▶ [What is asked]
Reproduce the data exactly.
--- start of Supplied material ---
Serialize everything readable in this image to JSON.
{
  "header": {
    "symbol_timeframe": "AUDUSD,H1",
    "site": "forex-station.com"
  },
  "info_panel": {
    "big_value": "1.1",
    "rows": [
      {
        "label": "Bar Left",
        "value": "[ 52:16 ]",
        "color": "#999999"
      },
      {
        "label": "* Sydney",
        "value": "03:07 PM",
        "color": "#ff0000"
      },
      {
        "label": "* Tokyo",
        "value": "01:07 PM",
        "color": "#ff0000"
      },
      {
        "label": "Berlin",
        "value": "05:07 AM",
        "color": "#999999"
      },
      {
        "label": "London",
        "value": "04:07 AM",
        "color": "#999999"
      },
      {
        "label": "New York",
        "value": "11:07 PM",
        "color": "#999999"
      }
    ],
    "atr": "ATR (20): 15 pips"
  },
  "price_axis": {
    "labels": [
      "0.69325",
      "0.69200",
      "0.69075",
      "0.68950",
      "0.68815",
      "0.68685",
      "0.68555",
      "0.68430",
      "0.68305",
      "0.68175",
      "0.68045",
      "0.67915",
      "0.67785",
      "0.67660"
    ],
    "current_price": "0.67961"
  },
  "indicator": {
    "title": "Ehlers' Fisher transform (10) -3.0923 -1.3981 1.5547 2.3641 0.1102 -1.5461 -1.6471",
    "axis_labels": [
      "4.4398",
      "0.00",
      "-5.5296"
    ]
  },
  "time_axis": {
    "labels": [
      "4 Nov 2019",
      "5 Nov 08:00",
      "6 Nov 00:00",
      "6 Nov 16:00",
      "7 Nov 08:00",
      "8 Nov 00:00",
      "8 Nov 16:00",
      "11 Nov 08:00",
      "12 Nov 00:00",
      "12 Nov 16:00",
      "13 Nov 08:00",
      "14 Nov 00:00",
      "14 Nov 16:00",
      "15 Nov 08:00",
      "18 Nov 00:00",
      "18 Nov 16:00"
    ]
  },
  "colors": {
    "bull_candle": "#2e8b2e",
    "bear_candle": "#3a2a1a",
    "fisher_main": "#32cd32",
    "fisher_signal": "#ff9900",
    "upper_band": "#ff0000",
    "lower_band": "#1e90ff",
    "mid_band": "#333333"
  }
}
--- end of Supplied material ---
▶ [Output]
Serialize everything readable in this image to JSON.
{
  "header": {
    "symbol_timeframe": "AUDUSD,H1",
    "site": "forex-station.com"
  },
  "info_panel": {
    "big_value": "1.1",
    "rows": [
      {
        "label": "Bar Left",
        "value": "[ 52:16 ]",
        "color": "#999999"
      },
      {
        "label": "* Sydney",
        "value": "03:07 PM",
        "color": "#ff0000"
      },
      {
        "label": "* Tokyo",
        "value": "01:07 PM",
        "color": "#ff0000"
      },
      {
        "label": "Berlin",
        "value": "05:07 AM",
        "color": "#999999"
      },
      {
        "label": "London",
        "value": "04:07 AM",
        "color": "#999999"
      },
      {
        "label": "New York",
        "value": "11:07 PM",
        "color": "#999999"
      }
    ],
    "atr": "ATR (20): 15 pips"
  },
  "price_axis": {
    "labels": [
      "0.69325",
      "0.69200",
      "0.69075",
      "0.68950",
      "0.68815",
      "0.68685",
      "0.68555",
      "0.68430",
      "0.68305",
      "0.68175",
      "0.68045",
      "0.67915",
      "0.67785",
      "0.67660"
    ],
    "current_price": "0.67961"
  },
  "indicator": {
    "title": "Ehlers' Fisher transform (10) -3.0923 -1.3981 1.5547 2.3641 0.1102 -1.5461 -1.6471",
    "axis_labels": [
      "4.4398",
      "0.00",
      "-5.5296"
    ]
  },
  "time_axis": {
    "labels": [
      "4 Nov 2019",
      "5 Nov 08:00",
      "6 Nov 00:00",
      "6 Nov 16:00",
      "7 Nov 08:00",
      "8 Nov 00:00",
      "8 Nov 16:00",
      "11 Nov 08:00",
      "12 Nov 00:00",
      "12 Nov 16:00",
      "13 Nov 08:00",
      "14 Nov 00:00",
      "14 Nov 16:00",
      "15 Nov 08:00",
      "18 Nov 00:00",
      "18 Nov 16:00"
    ]
  },
  "colors": {
    "bull_candle": "#2e8b2e",
    "bear_candle": "#3a2a1a",
    "fisher_main": "#32cd32",
    "fisher_signal": "#ff9900",
    "upper_band": "#ff0000",
    "lower_band": "#1e90ff",
    "mid_band": "#333333"
  }
}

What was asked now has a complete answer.